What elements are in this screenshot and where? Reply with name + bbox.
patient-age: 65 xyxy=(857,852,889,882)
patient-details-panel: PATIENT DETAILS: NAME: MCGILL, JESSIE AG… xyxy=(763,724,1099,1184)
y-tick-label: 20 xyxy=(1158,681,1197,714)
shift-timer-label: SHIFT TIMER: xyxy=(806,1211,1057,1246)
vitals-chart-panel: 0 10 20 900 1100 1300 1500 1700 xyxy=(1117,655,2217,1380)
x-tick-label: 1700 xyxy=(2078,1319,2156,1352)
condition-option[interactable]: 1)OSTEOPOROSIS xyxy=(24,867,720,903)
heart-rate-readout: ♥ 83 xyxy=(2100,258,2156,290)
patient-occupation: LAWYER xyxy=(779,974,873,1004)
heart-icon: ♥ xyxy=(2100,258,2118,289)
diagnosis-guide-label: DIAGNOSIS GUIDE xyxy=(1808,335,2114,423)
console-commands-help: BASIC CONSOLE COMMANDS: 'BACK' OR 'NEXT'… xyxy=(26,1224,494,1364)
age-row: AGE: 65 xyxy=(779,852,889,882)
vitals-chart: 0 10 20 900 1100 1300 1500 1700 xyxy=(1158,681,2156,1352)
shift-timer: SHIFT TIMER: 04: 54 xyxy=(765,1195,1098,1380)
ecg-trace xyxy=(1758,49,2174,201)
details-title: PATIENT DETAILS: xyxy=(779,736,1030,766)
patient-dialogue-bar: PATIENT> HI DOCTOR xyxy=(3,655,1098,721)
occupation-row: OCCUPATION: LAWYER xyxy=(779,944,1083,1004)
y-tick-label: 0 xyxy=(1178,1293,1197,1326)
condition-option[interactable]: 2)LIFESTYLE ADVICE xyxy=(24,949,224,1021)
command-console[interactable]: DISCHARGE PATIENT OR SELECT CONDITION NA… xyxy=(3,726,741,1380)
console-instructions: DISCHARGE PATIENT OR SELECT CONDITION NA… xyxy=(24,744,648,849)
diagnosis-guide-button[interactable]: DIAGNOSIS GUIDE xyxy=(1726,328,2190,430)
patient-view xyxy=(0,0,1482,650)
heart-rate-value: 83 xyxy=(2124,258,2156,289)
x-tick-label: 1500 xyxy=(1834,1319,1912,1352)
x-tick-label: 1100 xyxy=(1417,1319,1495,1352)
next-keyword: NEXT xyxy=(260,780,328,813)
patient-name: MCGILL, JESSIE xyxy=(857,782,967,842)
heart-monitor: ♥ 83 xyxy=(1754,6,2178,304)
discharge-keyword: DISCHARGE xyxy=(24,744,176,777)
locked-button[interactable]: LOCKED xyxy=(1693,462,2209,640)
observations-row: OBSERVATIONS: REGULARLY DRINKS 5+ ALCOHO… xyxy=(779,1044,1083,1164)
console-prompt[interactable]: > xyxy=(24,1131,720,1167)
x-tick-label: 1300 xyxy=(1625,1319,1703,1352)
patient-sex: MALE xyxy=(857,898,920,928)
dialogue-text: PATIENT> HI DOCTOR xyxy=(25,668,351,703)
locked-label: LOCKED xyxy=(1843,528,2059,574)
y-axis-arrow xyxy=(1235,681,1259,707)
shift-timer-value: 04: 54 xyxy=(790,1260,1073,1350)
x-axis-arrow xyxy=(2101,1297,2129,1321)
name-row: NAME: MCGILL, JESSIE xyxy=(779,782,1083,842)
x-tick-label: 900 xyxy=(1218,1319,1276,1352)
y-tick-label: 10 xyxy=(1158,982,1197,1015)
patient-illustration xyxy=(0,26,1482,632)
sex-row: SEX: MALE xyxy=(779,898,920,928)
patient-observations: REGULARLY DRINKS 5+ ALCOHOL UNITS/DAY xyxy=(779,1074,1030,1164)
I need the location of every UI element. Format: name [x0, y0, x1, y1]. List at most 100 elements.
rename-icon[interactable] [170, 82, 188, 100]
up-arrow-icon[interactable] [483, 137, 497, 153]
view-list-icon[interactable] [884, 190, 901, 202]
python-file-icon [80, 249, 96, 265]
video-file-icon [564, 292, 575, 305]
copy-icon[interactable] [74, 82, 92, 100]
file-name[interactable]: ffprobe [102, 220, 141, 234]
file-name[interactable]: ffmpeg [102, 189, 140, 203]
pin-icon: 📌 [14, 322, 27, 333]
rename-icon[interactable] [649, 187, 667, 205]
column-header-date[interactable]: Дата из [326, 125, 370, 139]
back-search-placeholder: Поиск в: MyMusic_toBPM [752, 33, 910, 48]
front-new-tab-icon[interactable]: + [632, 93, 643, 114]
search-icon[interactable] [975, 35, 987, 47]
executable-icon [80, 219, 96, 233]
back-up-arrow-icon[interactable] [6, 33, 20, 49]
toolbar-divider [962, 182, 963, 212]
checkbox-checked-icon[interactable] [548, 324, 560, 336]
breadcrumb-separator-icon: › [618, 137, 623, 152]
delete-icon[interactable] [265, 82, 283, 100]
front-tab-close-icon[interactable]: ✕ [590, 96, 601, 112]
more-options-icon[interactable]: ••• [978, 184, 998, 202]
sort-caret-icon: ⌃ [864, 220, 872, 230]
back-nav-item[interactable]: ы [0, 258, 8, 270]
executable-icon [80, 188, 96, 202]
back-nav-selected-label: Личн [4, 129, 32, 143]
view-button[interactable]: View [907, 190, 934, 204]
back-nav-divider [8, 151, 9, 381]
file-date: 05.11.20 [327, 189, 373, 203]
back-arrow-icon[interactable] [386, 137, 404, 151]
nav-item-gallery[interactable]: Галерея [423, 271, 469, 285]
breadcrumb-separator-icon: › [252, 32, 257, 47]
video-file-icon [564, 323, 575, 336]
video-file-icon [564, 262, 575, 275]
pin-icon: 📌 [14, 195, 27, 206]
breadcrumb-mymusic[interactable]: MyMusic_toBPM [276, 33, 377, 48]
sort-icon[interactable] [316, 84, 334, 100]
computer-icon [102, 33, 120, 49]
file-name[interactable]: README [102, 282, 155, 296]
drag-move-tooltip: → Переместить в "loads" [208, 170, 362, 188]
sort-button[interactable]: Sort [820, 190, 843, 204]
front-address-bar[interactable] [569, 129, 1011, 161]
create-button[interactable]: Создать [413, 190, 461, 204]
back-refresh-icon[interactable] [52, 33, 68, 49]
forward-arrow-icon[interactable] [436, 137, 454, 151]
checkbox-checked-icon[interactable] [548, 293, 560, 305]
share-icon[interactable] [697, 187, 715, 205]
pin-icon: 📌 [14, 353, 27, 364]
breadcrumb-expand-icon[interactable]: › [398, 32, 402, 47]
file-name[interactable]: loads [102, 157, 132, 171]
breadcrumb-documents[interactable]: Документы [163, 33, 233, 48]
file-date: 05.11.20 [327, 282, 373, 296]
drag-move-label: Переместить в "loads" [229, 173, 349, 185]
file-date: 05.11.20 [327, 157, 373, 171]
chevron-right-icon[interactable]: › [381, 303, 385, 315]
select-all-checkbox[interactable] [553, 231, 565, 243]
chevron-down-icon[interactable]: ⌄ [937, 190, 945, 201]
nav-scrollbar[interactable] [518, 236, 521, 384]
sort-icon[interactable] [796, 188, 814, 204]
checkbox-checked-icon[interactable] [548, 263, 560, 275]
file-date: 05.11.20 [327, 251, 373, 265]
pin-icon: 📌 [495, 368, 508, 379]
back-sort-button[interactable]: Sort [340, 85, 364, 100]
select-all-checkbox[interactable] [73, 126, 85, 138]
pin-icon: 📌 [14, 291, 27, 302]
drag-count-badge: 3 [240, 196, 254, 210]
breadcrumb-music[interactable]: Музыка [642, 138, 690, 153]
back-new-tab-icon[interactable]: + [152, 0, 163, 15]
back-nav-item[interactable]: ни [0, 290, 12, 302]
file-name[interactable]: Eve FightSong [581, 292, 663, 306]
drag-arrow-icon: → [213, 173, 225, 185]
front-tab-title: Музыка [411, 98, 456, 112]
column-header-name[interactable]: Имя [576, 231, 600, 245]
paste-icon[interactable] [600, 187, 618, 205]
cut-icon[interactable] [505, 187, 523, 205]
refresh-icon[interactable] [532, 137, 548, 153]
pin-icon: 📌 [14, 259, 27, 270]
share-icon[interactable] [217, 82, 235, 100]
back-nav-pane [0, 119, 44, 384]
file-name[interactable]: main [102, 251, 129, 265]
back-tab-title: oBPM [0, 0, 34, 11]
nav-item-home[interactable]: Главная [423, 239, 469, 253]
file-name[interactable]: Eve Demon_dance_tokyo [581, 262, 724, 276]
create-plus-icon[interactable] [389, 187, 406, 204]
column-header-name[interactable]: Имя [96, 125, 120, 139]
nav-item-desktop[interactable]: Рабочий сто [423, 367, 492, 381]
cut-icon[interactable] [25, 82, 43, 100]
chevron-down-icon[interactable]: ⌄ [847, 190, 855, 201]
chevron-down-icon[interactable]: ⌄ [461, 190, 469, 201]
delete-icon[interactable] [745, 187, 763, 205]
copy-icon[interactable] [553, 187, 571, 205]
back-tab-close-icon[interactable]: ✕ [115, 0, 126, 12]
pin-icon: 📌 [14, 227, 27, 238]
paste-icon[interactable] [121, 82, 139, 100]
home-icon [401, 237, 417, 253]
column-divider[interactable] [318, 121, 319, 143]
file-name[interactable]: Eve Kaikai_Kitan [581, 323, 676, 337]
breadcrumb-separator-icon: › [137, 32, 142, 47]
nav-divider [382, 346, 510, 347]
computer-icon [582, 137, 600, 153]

-*-

Copy the data from its first line through the line containing "y-tick-label: 20 xyxy=(1158,681,1197,714)", keeping every character unchanged.

What elements are in this screenshot and where? Reply with name + bbox.
patient-age: 65 xyxy=(857,852,889,882)
patient-details-panel: PATIENT DETAILS: NAME: MCGILL, JESSIE AG… xyxy=(763,724,1099,1184)
y-tick-label: 20 xyxy=(1158,681,1197,714)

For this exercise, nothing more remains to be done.